-- begin --

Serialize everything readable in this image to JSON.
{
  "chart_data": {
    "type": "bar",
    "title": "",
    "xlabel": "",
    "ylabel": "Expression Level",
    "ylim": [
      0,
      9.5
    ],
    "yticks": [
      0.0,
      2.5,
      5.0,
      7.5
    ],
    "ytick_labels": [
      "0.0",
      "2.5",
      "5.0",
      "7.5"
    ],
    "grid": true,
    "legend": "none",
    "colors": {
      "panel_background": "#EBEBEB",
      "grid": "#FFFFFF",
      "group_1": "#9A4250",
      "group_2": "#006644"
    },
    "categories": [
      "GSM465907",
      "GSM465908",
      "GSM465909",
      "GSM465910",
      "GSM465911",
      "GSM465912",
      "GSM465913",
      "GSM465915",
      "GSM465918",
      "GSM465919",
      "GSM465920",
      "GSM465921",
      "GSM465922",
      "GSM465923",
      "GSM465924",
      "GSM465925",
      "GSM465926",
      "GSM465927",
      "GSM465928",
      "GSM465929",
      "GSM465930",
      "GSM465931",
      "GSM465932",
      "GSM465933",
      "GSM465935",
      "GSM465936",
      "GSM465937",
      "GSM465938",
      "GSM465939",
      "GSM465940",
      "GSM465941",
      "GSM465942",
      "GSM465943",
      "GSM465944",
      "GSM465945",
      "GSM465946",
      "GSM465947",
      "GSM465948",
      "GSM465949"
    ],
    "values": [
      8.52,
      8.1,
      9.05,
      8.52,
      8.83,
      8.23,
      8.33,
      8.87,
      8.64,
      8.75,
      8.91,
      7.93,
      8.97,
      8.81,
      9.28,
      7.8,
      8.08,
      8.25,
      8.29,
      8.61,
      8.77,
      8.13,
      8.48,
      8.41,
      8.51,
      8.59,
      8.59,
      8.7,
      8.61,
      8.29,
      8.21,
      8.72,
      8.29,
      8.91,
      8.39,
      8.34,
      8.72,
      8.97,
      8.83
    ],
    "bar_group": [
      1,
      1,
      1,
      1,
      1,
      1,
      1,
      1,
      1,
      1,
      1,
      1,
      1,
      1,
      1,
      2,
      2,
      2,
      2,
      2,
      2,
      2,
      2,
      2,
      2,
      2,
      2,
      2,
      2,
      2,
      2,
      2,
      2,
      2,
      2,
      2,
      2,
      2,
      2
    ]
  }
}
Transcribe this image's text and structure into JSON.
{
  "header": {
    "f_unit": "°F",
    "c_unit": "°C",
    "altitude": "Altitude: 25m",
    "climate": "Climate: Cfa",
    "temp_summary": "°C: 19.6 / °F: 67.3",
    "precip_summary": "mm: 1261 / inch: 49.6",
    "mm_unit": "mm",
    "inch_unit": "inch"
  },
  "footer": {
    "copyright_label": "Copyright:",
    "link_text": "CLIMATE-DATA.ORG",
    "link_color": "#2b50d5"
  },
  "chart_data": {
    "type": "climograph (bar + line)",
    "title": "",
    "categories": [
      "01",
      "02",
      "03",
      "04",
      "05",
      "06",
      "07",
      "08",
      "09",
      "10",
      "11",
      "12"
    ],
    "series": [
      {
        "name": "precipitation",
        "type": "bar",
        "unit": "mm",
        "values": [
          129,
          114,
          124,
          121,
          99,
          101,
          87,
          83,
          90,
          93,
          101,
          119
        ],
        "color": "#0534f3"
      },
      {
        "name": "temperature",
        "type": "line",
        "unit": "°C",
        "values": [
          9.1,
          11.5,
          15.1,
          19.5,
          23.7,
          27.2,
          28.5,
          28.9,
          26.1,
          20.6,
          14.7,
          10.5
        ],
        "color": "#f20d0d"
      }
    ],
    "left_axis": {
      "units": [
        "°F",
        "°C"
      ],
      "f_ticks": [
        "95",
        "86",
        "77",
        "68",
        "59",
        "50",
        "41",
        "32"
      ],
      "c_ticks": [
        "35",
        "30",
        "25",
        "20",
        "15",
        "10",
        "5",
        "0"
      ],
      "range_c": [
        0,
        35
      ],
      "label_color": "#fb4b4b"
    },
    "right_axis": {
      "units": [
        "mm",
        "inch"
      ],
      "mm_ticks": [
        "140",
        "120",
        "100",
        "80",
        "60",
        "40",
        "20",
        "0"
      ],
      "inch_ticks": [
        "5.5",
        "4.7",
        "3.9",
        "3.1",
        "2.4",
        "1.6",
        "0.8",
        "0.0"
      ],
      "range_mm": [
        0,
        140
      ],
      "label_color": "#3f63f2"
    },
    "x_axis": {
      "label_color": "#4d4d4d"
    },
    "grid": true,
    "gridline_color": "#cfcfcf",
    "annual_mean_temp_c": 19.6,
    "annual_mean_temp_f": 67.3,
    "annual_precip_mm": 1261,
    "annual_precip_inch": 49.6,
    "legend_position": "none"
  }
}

-- end --

| THE TASK |
Retype the material in full, character for character.

| COMPLETE ANSWER |
Serialize everything readable in this image to JSON.
{
  "chart_data": {
    "type": "bar",
    "title": "",
    "xlabel": "",
    "ylabel": "Expression Level",
    "ylim": [
      0,
      9.5
    ],
    "yticks": [
      0.0,
      2.5,
      5.0,
      7.5
    ],
    "ytick_labels": [
      "0.0",
      "2.5",
      "5.0",
      "7.5"
    ],
    "grid": true,
    "legend": "none",
    "colors": {
      "panel_background": "#EBEBEB",
      "grid": "#FFFFFF",
      "group_1": "#9A4250",
      "group_2": "#006644"
    },
    "categories": [
      "GSM465907",
      "GSM465908",
      "GSM465909",
      "GSM465910",
      "GSM465911",
      "GSM465912",
      "GSM465913",
      "GSM465915",
      "GSM465918",
      "GSM465919",
      "GSM465920",
      "GSM465921",
      "GSM465922",
      "GSM465923",
      "GSM465924",
      "GSM465925",
      "GSM465926",
      "GSM465927",
      "GSM465928",
      "GSM465929",
      "GSM465930",
      "GSM465931",
      "GSM465932",
      "GSM465933",
      "GSM465935",
      "GSM465936",
      "GSM465937",
      "GSM465938",
      "GSM465939",
      "GSM465940",
      "GSM465941",
      "GSM465942",
      "GSM465943",
      "GSM465944",
      "GSM465945",
      "GSM465946",
      "GSM465947",
      "GSM465948",
      "GSM465949"
    ],
    "values": [
      8.52,
      8.1,
      9.05,
      8.52,
      8.83,
      8.23,
      8.33,
      8.87,
      8.64,
      8.75,
      8.91,
      7.93,
      8.97,
      8.81,
      9.28,
      7.8,
      8.08,
      8.25,
      8.29,
      8.61,
      8.77,
      8.13,
      8.48,
      8.41,
      8.51,
      8.59,
      8.59,
      8.7,
      8.61,
      8.29,
      8.21,
      8.72,
      8.29,
      8.91,
      8.39,
      8.34,
      8.72,
      8.97,
      8.83
    ],
    "bar_group": [
      1,
      1,
      1,
      1,
      1,
      1,
      1,
      1,
      1,
      1,
      1,
      1,
      1,
      1,
      1,
      2,
      2,
      2,
      2,
      2,
      2,
      2,
      2,
      2,
      2,
      2,
      2,
      2,
      2,
      2,
      2,
      2,
      2,
      2,
      2,
      2,
      2,
      2,
      2
    ]
  }
}
Transcribe this image's text and structure into JSON.
{
  "header": {
    "f_unit": "°F",
    "c_unit": "°C",
    "altitude": "Altitude: 25m",
    "climate": "Climate: Cfa",
    "temp_summary": "°C: 19.6 / °F: 67.3",
    "precip_summary": "mm: 1261 / inch: 49.6",
    "mm_unit": "mm",
    "inch_unit": "inch"
  },
  "footer": {
    "copyright_label": "Copyright:",
    "link_text": "CLIMATE-DATA.ORG",
    "link_color": "#2b50d5"
  },
  "chart_data": {
    "type": "climograph (bar + line)",
    "title": "",
    "categories": [
      "01",
      "02",
      "03",
      "04",
      "05",
      "06",
      "07",
      "08",
      "09",
      "10",
      "11",
      "12"
    ],
    "series": [
      {
        "name": "precipitation",
        "type": "bar",
        "unit": "mm",
        "values": [
          129,
          114,
          124,
          121,
          99,
          101,
          87,
          83,
          90,
          93,
          101,
          119
        ],
        "color": "#0534f3"
      },
      {
        "name": "temperature",
        "type": "line",
        "unit": "°C",
        "values": [
          9.1,
          11.5,
          15.1,
          19.5,
          23.7,
          27.2,
          28.5,
          28.9,
          26.1,
          20.6,
          14.7,
          10.5
        ],
        "color": "#f20d0d"
      }
    ],
    "left_axis": {
      "units": [
        "°F",
        "°C"
      ],
      "f_ticks": [
        "95",
        "86",
        "77",
        "68",
        "59",
        "50",
        "41",
        "32"
      ],
      "c_ticks": [
        "35",
        "30",
        "25",
        "20",
        "15",
        "10",
        "5",
        "0"
      ],
      "range_c": [
        0,
        35
      ],
      "label_color": "#fb4b4b"
    },
    "right_axis": {
      "units": [
        "mm",
        "inch"
      ],
      "mm_ticks": [
        "140",
        "120",
        "100",
        "80",
        "60",
        "40",
        "20",
        "0"
      ],
      "inch_ticks": [
        "5.5",
        "4.7",
        "3.9",
        "3.1",
        "2.4",
        "1.6",
        "0.8",
        "0.0"
      ],
      "range_mm": [
        0,
        140
      ],
      "label_color": "#3f63f2"
    },
    "x_axis": {
      "label_color": "#4d4d4d"
    },
    "grid": true,
    "gridline_color": "#cfcfcf",
    "annual_mean_temp_c": 19.6,
    "annual_mean_temp_f": 67.3,
    "annual_precip_mm": 1261,
    "annual_precip_inch": 49.6,
    "legend_position": "none"
  }
}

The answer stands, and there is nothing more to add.